Records from a data collection:
+++

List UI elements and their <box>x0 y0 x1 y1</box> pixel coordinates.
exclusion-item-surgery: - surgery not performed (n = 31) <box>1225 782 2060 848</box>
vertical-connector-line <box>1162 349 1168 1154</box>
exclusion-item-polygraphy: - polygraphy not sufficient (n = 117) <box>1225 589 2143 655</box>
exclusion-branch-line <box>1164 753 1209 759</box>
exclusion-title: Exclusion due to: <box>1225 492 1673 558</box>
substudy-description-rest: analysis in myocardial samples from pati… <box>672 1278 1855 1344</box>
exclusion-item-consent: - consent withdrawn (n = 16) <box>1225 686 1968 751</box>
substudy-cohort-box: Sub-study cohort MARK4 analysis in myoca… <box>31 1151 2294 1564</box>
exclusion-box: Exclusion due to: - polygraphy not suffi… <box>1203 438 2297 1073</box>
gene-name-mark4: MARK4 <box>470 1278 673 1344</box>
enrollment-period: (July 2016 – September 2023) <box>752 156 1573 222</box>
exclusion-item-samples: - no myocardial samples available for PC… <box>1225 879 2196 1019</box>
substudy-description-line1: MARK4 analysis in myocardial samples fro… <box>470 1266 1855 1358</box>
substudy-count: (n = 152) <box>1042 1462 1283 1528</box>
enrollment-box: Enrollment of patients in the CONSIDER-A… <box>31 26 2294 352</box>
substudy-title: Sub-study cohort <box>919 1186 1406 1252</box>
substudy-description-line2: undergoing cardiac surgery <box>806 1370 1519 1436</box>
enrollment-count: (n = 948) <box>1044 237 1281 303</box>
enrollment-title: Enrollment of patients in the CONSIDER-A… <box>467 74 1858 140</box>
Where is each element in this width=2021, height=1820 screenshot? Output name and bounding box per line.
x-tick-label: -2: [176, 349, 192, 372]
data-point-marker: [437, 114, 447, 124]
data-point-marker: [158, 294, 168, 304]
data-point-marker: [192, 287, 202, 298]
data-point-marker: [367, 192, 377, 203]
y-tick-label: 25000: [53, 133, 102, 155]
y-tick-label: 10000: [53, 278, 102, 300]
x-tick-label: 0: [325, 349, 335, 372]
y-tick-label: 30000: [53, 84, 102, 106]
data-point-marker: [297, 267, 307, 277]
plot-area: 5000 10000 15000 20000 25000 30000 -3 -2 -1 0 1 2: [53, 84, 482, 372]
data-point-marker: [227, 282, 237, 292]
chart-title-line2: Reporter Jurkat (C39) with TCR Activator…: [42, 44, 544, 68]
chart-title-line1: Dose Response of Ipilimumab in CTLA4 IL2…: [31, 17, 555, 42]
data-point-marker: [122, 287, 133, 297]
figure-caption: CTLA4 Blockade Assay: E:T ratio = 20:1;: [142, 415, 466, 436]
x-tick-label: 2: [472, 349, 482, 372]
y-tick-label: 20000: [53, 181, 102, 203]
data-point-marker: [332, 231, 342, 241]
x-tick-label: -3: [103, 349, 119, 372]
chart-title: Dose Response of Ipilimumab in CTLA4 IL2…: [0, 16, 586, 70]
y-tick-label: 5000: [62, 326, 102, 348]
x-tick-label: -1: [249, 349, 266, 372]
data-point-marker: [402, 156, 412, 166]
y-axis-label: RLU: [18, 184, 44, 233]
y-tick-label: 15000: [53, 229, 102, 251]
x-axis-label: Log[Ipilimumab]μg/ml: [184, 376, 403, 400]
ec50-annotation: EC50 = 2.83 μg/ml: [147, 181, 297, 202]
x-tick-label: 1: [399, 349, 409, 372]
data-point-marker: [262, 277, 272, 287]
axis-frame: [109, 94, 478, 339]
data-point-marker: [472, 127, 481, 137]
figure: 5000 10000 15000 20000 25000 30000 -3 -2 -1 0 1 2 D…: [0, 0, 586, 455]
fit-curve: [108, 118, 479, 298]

+++

Copy each line of the entries that includes the word "samples".

substudy-description-rest: analysis in myocardial samples from pati… <box>672 1278 1855 1344</box>
exclusion-item-samples: - no myocardial samples available for PC… <box>1225 879 2196 1019</box>
substudy-description-line1: MARK4 analysis in myocardial samples fro… <box>470 1266 1855 1358</box>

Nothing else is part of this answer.